▶ _Instruction_
Find every line below that contains the word "استغاث" and copy it out.

▶ _Rows_

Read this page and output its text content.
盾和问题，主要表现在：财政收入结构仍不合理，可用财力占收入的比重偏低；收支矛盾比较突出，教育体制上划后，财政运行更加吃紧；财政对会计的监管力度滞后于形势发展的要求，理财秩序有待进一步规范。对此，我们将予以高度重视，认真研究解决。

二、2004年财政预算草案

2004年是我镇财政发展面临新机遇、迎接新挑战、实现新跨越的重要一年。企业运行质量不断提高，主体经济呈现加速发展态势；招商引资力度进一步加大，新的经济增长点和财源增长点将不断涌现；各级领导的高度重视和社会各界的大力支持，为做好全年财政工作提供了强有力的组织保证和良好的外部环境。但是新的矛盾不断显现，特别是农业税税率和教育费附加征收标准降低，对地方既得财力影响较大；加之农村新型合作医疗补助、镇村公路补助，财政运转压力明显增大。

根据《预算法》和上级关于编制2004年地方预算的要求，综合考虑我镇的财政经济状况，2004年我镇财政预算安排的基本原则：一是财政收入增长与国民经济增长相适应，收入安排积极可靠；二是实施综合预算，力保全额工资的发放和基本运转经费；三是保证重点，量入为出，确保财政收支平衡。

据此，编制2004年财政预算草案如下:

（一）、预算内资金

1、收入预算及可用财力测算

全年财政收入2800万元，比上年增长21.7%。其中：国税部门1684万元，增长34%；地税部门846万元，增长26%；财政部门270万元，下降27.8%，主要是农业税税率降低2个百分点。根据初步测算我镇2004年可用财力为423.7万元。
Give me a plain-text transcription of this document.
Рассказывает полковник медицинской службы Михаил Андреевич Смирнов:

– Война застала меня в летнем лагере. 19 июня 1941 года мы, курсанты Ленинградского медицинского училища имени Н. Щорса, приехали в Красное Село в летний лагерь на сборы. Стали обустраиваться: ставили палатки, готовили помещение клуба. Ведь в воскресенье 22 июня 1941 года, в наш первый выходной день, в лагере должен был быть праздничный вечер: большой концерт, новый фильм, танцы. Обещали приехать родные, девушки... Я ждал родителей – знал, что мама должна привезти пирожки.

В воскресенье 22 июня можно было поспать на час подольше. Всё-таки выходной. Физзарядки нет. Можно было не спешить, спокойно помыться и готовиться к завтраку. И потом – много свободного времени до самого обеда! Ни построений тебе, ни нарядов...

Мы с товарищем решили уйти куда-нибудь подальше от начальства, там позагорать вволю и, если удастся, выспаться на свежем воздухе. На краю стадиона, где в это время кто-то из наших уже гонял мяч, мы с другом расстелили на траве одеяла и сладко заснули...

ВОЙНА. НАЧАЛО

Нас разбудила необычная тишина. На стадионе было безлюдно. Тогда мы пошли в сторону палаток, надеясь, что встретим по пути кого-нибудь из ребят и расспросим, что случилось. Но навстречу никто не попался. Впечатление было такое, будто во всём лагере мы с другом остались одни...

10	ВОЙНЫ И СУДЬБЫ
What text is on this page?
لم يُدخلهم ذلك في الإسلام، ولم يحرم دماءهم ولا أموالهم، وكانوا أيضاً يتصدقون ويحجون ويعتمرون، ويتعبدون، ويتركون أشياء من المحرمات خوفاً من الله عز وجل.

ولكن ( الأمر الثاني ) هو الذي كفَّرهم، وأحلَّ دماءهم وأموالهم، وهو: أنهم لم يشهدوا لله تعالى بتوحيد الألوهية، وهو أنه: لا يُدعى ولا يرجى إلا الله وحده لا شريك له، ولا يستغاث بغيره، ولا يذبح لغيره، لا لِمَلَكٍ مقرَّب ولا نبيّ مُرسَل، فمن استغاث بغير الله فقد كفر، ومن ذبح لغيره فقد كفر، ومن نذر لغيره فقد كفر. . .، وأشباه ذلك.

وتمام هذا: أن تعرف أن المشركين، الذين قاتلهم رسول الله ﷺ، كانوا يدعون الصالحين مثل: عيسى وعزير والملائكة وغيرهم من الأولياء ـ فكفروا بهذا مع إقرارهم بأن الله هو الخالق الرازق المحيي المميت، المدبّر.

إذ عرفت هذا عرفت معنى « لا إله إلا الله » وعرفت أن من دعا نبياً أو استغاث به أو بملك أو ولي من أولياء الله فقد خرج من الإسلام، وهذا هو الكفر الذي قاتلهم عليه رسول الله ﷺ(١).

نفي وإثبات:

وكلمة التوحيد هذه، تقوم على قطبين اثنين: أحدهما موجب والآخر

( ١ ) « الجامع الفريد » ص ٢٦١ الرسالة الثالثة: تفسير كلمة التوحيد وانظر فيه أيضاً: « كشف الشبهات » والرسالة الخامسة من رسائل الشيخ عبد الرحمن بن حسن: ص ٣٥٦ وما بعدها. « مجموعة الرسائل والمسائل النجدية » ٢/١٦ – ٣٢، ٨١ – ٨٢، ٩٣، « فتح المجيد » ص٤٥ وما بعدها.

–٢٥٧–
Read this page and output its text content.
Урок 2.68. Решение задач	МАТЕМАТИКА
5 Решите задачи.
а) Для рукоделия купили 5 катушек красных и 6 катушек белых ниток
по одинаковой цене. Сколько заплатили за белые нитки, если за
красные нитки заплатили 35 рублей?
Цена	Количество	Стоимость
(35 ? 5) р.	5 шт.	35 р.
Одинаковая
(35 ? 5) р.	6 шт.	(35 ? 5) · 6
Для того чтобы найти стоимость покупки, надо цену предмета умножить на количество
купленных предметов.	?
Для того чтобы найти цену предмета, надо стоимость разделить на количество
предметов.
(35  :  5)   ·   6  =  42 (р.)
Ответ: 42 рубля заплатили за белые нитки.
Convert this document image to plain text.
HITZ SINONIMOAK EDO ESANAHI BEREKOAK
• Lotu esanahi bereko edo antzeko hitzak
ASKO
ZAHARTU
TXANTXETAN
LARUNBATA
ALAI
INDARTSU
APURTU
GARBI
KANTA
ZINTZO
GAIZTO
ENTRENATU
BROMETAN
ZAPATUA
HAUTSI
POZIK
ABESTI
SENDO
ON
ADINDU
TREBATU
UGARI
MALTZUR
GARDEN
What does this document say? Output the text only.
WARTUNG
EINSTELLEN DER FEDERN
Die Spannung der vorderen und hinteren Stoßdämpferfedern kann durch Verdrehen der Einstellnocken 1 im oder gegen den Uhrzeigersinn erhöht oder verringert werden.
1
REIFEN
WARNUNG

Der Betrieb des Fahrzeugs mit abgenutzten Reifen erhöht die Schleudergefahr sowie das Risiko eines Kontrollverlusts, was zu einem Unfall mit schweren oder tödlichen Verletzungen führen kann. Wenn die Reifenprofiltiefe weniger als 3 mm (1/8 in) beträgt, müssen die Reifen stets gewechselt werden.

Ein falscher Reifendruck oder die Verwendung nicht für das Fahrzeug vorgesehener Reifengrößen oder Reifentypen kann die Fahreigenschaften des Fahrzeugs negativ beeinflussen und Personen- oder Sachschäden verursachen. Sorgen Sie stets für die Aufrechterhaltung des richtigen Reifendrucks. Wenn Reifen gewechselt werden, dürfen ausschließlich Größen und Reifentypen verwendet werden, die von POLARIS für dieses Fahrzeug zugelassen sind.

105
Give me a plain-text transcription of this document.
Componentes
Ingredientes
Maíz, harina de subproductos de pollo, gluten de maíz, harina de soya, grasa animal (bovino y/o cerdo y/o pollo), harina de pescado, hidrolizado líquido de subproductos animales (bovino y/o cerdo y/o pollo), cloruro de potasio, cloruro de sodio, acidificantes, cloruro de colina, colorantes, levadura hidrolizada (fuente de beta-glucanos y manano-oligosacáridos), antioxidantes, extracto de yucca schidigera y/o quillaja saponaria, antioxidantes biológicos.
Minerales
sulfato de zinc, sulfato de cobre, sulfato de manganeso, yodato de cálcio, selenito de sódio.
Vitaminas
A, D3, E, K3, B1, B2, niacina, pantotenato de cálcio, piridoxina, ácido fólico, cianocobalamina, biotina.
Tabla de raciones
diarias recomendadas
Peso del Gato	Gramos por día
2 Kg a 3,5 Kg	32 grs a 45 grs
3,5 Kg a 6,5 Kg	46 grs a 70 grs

▶ _Output for this task_
ولكن ( الأمر الثاني ) هو الذي كفَّرهم، وأحلَّ دماءهم وأموالهم، وهو: أنهم لم يشهدوا لله تعالى بتوحيد الألوهية، وهو أنه: لا يُدعى ولا يرجى إلا الله وحده لا شريك له، ولا يستغاث بغيره، ولا يذبح لغيره، لا لِمَلَكٍ مقرَّب ولا نبيّ مُرسَل، فمن استغاث بغير الله فقد كفر، ومن ذبح لغيره فقد كفر، ومن نذر لغيره فقد كفر. . .، وأشباه ذلك.
إذ عرفت هذا عرفت معنى « لا إله إلا الله » وعرفت أن من دعا نبياً أو استغاث به أو بملك أو ولي من أولياء الله فقد خرج من الإسلام، وهذا هو الكفر الذي قاتلهم عليه رسول الله ﷺ(١).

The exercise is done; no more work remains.